▶ **Aim**:
Copy out each line of the material below with no changes.
◆ ◆ ◆ ◆ ◆
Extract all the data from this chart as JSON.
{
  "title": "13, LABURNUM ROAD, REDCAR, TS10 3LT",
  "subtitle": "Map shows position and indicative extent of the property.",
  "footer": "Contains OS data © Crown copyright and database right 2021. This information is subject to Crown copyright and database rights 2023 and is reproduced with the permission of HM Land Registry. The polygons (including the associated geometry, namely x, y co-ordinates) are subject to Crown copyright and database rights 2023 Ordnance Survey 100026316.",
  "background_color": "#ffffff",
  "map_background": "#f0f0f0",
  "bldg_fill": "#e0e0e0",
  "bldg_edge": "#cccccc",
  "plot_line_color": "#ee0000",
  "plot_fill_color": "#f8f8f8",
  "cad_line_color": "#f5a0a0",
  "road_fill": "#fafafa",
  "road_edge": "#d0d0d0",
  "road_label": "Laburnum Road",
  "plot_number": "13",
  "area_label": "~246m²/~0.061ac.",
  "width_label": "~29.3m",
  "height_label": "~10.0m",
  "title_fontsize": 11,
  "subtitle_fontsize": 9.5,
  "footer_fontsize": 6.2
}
◆ ◆ ◆ ◆ ◆
▶ **Exercise output**:
Extract all the data from this chart as JSON.
{
  "title": "13, LABURNUM ROAD, REDCAR, TS10 3LT",
  "subtitle": "Map shows position and indicative extent of the property.",
  "footer": "Contains OS data © Crown copyright and database right 2021. This information is subject to Crown copyright and database rights 2023 and is reproduced with the permission of HM Land Registry. The polygons (including the associated geometry, namely x, y co-ordinates) are subject to Crown copyright and database rights 2023 Ordnance Survey 100026316.",
  "background_color": "#ffffff",
  "map_background": "#f0f0f0",
  "bldg_fill": "#e0e0e0",
  "bldg_edge": "#cccccc",
  "plot_line_color": "#ee0000",
  "plot_fill_color": "#f8f8f8",
  "cad_line_color": "#f5a0a0",
  "road_fill": "#fafafa",
  "road_edge": "#d0d0d0",
  "road_label": "Laburnum Road",
  "plot_number": "13",
  "area_label": "~246m²/~0.061ac.",
  "width_label": "~29.3m",
  "height_label": "~10.0m",
  "title_fontsize": 11,
  "subtitle_fontsize": 9.5,
  "footer_fontsize": 6.2
}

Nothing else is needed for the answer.